INSTRUCTIONS FOR THE TASK — Extract the lines that hold the string "xuân".

Collected data entries —
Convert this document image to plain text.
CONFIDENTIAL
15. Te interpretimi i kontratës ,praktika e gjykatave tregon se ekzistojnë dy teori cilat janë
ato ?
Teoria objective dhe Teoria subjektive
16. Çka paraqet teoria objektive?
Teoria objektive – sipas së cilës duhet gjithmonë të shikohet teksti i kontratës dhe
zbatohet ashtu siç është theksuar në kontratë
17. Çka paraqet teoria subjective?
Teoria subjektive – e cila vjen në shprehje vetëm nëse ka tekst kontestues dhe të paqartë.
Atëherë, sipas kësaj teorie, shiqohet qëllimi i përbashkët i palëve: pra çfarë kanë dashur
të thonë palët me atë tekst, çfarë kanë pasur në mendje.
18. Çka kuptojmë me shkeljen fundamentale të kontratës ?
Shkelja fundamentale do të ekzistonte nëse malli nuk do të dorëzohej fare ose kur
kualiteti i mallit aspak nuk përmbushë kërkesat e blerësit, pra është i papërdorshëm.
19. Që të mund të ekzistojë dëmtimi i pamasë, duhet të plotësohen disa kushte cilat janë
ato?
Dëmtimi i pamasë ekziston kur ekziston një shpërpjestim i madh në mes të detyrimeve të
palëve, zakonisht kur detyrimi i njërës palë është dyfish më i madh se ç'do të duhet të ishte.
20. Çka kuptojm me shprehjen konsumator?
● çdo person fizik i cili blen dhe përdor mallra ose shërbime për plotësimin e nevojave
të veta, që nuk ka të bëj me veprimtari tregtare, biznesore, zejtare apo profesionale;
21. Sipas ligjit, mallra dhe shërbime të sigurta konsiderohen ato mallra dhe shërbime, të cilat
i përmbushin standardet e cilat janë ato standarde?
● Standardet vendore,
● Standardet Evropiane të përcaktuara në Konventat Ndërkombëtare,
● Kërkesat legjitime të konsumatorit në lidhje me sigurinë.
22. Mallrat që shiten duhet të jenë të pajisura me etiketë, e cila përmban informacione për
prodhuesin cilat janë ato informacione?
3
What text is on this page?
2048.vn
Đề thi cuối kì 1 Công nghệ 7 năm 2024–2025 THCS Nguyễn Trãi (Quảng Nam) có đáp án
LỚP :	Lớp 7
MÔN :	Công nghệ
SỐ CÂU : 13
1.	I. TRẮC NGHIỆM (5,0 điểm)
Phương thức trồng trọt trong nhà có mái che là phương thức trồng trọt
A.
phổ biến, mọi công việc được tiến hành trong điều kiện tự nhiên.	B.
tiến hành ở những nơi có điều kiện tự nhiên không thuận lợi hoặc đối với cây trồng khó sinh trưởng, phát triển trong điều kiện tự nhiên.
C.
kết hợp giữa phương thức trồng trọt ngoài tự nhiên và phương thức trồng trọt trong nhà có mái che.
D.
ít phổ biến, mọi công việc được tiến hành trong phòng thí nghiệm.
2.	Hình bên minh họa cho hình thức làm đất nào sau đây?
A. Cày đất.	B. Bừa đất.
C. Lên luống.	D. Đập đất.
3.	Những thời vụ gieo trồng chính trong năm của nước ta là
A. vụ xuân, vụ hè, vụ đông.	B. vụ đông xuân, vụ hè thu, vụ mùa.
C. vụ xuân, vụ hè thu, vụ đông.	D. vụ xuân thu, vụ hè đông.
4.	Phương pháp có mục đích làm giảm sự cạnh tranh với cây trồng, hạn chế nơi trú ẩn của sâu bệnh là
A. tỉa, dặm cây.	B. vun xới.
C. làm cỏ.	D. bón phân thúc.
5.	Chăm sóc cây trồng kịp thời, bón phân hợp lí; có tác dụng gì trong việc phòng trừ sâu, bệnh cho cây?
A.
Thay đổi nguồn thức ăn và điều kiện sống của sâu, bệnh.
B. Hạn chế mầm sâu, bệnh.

COMPLETE OUTPUT —
A. vụ xuân, vụ hè, vụ đông.	B. vụ đông xuân, vụ hè thu, vụ mùa.
C. vụ xuân, vụ hè thu, vụ đông.	D. vụ xuân thu, vụ hè đông.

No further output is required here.